Records shown.
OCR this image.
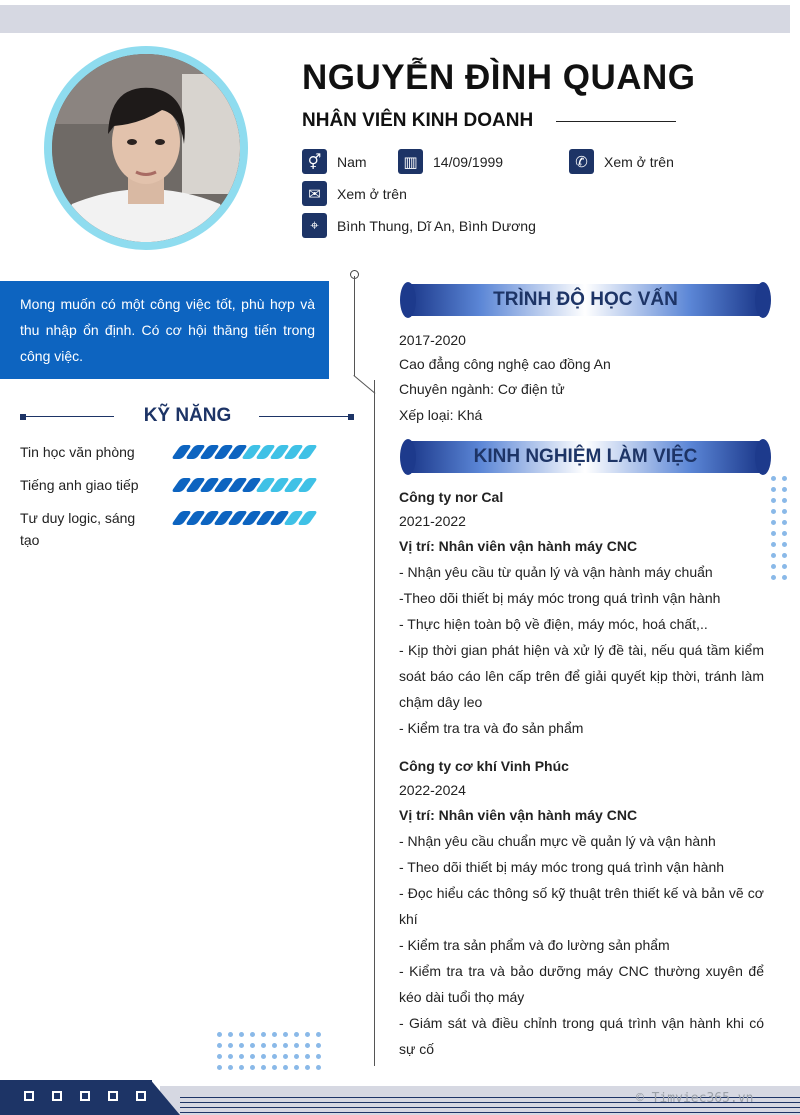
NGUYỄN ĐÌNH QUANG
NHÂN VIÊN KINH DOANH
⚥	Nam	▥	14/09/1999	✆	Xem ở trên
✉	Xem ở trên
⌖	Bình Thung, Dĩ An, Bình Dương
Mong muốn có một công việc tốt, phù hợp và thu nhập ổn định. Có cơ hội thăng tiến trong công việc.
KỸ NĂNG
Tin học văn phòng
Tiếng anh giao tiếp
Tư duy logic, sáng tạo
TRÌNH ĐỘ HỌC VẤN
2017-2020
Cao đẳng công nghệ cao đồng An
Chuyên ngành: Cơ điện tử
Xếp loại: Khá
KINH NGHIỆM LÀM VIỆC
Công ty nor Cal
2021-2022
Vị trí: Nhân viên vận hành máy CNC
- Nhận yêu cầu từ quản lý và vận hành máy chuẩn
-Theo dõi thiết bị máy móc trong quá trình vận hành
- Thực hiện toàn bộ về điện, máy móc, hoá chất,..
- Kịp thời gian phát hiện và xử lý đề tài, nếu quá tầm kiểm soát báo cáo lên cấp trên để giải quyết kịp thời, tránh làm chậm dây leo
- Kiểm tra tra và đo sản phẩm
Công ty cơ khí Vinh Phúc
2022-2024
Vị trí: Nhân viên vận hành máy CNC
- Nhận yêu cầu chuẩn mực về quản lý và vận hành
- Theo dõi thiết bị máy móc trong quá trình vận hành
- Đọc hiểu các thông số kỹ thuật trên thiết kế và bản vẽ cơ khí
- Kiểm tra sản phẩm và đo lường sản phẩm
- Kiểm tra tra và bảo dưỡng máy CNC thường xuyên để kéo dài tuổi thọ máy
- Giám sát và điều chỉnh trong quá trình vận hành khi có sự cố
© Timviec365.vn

Problem to work on. From the listing above, pick out every line containing "phẩm".

Answer to the problem.
- Kiểm tra tra và đo sản phẩm
- Kiểm tra sản phẩm và đo lường sản phẩm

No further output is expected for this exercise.